:: Input records ::

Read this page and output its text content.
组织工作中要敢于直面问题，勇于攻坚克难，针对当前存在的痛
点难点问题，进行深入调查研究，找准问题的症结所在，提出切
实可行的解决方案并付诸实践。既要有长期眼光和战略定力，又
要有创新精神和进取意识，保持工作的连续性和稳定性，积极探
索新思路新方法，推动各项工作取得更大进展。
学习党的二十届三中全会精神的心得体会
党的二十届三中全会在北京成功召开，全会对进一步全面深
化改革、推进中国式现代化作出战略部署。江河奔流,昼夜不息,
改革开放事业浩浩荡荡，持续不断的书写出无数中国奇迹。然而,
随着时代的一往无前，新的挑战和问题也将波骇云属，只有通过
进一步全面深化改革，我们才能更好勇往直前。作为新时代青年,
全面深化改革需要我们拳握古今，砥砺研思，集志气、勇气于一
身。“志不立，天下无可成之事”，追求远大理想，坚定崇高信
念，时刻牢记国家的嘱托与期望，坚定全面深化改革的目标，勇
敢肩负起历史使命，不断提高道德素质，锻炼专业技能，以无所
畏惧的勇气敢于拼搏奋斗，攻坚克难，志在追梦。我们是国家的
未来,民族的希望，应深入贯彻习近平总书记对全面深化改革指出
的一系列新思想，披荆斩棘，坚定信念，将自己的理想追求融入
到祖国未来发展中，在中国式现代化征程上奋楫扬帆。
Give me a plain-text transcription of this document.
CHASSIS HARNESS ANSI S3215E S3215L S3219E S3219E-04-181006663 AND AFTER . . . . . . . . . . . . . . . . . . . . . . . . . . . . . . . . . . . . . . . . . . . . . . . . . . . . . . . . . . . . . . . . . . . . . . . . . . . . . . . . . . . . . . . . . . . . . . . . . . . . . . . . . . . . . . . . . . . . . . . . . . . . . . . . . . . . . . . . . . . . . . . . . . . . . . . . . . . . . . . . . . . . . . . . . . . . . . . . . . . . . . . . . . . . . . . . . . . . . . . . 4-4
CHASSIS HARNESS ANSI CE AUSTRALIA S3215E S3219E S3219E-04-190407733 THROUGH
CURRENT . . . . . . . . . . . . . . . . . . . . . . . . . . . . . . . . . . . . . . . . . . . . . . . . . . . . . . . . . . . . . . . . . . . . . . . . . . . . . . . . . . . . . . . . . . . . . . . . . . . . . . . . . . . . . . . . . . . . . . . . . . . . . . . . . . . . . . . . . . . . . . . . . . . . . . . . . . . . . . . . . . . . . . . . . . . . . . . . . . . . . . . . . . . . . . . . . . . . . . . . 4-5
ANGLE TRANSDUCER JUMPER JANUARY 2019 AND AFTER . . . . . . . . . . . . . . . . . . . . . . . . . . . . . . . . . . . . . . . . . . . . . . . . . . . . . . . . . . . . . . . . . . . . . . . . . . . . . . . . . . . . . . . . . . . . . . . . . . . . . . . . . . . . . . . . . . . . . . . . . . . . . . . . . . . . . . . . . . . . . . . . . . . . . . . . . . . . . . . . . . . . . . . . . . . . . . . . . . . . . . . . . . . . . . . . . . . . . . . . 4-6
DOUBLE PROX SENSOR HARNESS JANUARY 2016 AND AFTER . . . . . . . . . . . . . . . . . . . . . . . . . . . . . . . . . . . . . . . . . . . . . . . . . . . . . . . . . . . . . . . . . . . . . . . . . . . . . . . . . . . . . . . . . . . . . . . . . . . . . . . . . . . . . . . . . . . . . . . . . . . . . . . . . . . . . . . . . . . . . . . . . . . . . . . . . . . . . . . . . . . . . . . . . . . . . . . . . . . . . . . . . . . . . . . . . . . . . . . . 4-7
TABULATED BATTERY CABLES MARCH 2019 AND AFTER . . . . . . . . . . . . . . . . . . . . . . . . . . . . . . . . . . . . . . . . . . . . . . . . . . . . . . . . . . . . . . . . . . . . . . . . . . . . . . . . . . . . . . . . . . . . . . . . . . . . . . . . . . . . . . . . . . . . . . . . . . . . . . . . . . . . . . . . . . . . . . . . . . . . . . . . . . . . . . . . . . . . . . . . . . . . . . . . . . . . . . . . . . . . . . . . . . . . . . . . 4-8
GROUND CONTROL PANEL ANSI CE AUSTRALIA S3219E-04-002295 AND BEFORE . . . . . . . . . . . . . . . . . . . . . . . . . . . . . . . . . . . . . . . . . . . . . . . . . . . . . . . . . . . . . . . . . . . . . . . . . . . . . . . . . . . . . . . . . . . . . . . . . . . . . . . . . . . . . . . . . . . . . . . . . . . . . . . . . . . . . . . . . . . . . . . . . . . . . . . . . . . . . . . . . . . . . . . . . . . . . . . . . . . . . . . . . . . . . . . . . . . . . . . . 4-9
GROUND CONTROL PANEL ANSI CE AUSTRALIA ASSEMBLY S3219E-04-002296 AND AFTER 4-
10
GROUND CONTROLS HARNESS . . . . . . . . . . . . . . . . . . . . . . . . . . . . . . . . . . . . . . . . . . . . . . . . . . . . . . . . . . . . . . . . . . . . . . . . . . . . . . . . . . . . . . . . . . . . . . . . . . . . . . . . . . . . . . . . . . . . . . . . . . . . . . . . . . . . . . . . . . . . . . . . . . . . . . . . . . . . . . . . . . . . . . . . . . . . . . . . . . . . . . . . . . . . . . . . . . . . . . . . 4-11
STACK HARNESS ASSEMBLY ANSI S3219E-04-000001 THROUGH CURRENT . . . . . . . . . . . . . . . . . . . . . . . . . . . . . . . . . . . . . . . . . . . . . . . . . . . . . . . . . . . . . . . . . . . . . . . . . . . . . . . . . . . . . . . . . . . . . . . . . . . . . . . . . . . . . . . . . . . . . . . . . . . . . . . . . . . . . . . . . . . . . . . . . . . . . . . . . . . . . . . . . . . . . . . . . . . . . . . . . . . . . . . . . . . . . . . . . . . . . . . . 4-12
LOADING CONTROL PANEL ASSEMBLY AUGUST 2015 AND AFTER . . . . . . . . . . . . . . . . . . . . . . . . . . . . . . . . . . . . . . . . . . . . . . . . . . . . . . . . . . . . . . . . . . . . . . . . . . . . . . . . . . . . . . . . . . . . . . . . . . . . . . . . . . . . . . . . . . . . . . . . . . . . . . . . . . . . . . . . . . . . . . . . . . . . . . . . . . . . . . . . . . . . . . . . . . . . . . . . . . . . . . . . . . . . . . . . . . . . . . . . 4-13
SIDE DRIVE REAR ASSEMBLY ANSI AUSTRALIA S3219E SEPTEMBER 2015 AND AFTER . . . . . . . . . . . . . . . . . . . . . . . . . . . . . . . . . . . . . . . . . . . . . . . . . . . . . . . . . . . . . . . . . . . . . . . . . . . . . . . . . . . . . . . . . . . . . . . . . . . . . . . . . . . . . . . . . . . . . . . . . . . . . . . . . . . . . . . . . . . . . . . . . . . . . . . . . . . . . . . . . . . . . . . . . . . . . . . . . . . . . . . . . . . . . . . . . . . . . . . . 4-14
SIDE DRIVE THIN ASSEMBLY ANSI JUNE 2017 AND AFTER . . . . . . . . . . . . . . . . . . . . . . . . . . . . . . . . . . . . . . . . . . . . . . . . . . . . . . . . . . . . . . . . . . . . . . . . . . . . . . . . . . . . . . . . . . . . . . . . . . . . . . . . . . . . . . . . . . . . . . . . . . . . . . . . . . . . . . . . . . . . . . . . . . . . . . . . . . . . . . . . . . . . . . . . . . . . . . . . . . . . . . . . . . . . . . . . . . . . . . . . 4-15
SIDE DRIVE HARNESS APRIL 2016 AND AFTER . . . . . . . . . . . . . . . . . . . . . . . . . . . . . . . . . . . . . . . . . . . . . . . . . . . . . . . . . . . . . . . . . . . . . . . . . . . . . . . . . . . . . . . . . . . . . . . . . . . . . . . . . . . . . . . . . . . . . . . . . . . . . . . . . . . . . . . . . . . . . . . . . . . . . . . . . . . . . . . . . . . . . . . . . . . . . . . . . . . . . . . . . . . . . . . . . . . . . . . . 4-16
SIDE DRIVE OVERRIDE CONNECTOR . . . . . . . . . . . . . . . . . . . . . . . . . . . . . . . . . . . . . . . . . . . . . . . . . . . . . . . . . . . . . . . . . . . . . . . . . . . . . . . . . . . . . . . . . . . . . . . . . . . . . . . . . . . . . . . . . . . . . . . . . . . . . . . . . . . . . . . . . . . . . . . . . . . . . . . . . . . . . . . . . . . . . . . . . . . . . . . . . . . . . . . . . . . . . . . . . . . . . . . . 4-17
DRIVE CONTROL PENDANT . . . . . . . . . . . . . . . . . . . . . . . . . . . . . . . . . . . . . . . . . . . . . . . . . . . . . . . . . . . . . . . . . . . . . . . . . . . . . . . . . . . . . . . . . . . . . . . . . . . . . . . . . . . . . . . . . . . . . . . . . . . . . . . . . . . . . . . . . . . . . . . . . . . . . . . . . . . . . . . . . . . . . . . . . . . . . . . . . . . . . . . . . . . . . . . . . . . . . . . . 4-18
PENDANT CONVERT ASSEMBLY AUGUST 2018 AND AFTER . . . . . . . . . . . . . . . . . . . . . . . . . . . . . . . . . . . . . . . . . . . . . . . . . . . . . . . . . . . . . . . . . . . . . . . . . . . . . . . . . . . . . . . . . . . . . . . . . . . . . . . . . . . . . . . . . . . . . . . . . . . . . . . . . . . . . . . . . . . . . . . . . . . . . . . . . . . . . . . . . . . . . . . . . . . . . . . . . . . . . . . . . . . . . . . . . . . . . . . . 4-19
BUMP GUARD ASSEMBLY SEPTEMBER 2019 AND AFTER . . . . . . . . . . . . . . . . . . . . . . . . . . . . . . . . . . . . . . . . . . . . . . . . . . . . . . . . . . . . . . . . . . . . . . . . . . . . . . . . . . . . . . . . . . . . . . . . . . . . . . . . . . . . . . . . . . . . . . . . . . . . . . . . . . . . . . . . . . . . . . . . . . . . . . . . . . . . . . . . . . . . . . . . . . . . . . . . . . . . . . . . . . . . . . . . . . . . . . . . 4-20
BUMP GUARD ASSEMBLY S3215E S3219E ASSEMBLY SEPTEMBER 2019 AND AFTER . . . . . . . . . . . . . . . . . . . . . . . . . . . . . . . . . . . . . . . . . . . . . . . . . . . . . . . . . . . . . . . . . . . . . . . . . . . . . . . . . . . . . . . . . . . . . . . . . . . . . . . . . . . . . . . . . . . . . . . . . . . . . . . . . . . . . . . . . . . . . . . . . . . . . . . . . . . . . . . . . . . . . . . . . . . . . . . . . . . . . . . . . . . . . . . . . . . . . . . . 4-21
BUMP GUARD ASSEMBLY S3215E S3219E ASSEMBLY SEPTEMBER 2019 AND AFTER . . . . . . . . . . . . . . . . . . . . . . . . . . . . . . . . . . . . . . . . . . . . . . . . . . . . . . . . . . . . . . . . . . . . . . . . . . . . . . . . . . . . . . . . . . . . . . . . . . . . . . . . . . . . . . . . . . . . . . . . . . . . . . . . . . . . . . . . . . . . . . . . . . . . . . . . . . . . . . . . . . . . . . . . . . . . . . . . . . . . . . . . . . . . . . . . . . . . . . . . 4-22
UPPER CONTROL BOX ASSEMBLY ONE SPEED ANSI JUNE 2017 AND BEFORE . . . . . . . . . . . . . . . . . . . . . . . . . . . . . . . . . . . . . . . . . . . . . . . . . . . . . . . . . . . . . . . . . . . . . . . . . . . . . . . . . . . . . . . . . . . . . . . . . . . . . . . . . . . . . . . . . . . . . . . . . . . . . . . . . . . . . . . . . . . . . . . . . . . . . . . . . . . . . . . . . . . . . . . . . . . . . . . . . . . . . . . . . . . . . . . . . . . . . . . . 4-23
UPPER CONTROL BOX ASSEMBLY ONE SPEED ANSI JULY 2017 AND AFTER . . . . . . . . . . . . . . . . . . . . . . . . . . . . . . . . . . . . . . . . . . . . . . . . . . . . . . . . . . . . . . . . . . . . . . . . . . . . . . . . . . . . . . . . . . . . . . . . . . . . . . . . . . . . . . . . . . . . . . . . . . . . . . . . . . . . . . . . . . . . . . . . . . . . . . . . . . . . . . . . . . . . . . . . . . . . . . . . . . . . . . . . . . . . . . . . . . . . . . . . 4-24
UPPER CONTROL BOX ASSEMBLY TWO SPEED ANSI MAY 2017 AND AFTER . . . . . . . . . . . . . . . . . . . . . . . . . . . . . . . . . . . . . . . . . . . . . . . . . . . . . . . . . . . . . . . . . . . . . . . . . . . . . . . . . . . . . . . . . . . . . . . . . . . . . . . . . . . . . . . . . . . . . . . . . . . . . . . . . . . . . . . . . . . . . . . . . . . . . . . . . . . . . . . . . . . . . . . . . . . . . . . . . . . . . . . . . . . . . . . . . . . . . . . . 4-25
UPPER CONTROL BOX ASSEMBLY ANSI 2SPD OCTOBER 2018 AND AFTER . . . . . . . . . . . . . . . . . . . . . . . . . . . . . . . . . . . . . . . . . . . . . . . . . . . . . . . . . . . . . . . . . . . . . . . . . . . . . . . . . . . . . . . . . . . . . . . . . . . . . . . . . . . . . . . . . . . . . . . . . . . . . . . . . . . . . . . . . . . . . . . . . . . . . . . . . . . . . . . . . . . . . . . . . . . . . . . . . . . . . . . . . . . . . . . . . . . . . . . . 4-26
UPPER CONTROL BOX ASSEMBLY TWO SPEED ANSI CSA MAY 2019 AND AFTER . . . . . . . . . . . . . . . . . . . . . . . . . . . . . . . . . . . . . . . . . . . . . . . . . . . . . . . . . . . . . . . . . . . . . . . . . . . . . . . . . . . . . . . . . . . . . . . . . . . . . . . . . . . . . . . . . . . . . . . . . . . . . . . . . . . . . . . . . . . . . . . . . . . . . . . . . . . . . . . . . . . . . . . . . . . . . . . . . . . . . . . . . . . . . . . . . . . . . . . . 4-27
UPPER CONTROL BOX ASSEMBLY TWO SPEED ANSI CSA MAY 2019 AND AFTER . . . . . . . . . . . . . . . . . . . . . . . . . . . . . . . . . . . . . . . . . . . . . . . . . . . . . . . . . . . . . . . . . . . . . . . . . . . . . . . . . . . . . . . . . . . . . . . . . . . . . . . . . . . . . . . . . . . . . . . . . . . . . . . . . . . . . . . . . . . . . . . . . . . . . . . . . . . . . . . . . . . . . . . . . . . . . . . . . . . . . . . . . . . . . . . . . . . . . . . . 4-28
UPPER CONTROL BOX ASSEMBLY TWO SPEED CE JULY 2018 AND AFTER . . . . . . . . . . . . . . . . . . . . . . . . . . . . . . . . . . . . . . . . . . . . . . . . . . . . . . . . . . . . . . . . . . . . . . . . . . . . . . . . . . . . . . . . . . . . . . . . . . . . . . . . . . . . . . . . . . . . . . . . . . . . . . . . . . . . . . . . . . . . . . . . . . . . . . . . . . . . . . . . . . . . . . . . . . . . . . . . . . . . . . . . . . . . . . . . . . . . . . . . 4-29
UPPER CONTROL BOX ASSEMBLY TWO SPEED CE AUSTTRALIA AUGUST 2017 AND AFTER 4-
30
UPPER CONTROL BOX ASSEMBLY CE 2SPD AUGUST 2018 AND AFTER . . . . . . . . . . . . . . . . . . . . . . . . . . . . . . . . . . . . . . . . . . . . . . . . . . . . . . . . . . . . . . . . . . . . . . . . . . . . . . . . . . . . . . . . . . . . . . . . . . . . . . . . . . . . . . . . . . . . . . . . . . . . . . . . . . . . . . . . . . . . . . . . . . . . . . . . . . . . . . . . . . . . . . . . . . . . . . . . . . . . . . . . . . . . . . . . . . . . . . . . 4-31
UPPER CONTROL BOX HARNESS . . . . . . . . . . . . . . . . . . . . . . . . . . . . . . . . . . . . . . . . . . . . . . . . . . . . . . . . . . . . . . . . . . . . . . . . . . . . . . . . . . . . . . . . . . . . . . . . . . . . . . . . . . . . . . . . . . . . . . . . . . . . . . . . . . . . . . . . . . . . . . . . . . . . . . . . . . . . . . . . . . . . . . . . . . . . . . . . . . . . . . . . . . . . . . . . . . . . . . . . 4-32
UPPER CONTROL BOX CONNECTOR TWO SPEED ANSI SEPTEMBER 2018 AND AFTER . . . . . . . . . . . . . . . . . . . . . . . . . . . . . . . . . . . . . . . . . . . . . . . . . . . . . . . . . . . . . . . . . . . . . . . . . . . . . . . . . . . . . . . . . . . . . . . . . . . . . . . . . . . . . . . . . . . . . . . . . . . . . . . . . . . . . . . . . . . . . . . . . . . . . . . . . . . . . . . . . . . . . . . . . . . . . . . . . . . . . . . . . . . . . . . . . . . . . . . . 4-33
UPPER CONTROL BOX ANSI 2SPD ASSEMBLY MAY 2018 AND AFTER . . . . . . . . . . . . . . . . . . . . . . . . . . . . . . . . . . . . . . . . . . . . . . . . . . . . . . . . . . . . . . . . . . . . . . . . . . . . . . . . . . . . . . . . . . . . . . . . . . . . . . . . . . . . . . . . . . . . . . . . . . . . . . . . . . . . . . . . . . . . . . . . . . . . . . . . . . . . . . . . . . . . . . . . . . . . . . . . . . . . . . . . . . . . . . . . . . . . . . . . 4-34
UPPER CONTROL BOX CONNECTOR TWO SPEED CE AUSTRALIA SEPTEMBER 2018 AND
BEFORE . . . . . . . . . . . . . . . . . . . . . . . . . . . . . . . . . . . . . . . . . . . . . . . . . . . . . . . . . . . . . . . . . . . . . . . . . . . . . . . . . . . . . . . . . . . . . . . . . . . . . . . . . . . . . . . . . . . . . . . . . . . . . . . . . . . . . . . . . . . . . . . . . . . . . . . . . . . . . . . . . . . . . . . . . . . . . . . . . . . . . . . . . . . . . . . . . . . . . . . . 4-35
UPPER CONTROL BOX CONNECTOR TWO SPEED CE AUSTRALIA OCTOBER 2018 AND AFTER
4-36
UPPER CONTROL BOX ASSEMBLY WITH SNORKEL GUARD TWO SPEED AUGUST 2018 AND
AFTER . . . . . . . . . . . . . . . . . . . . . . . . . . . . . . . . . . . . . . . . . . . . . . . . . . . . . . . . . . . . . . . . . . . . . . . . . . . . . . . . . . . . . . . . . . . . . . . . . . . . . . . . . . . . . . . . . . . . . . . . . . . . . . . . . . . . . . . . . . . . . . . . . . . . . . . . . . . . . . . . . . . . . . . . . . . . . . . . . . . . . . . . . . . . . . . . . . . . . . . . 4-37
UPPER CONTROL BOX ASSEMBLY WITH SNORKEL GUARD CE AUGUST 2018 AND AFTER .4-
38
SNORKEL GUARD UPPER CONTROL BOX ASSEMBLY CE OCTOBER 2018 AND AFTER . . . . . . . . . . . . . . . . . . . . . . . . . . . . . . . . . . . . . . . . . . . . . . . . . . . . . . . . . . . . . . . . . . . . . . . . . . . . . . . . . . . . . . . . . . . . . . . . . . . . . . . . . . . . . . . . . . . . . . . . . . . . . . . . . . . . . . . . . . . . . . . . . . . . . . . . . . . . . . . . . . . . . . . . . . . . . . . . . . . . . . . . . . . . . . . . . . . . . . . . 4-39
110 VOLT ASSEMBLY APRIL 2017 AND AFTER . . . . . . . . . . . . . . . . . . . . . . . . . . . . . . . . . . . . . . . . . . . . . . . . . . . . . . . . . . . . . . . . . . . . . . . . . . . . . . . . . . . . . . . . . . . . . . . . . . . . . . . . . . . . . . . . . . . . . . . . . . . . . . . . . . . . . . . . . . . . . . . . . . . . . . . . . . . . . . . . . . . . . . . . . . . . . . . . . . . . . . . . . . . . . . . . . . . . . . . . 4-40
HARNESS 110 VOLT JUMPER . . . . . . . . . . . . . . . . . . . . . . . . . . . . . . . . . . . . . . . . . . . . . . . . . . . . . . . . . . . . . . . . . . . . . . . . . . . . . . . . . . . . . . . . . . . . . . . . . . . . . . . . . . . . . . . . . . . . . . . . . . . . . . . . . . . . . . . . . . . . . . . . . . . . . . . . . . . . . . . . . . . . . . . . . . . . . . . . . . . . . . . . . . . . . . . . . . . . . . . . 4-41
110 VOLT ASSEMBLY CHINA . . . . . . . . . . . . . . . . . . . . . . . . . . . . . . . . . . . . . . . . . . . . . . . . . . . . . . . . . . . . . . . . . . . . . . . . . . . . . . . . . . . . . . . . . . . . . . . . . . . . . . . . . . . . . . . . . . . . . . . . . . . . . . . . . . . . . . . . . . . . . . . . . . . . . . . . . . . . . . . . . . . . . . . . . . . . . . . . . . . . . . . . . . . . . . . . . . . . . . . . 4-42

:::

## What you have to do
Figure out how many lines above include the string "JANUARY", then report that number and nothing else.

## Task response
2